─── DATA FOR THE TASK ───

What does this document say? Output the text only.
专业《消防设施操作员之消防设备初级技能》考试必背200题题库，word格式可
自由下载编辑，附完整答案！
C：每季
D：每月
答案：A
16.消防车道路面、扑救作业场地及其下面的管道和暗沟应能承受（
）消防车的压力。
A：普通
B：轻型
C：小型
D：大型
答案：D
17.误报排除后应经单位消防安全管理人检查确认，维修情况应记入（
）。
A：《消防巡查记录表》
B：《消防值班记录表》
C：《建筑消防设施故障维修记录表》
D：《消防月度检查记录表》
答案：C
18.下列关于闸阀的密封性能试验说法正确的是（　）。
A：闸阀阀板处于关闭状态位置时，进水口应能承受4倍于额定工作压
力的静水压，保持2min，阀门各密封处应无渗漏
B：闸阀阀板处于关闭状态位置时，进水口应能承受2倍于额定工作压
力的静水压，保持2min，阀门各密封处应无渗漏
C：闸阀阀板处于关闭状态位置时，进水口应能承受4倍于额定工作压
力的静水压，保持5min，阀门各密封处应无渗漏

───

■ WHAT YOU HAVE TO DO ■
Isolate each line of the listing above that includes "闸阀阀板处于关闭状态位置时". Copy it.

■ EXPECTED ANSWER ■
A：闸阀阀板处于关闭状态位置时，进水口应能承受4倍于额定工作压
B：闸阀阀板处于关闭状态位置时，进水口应能承受2倍于额定工作压
C：闸阀阀板处于关闭状态位置时，进水口应能承受4倍于额定工作压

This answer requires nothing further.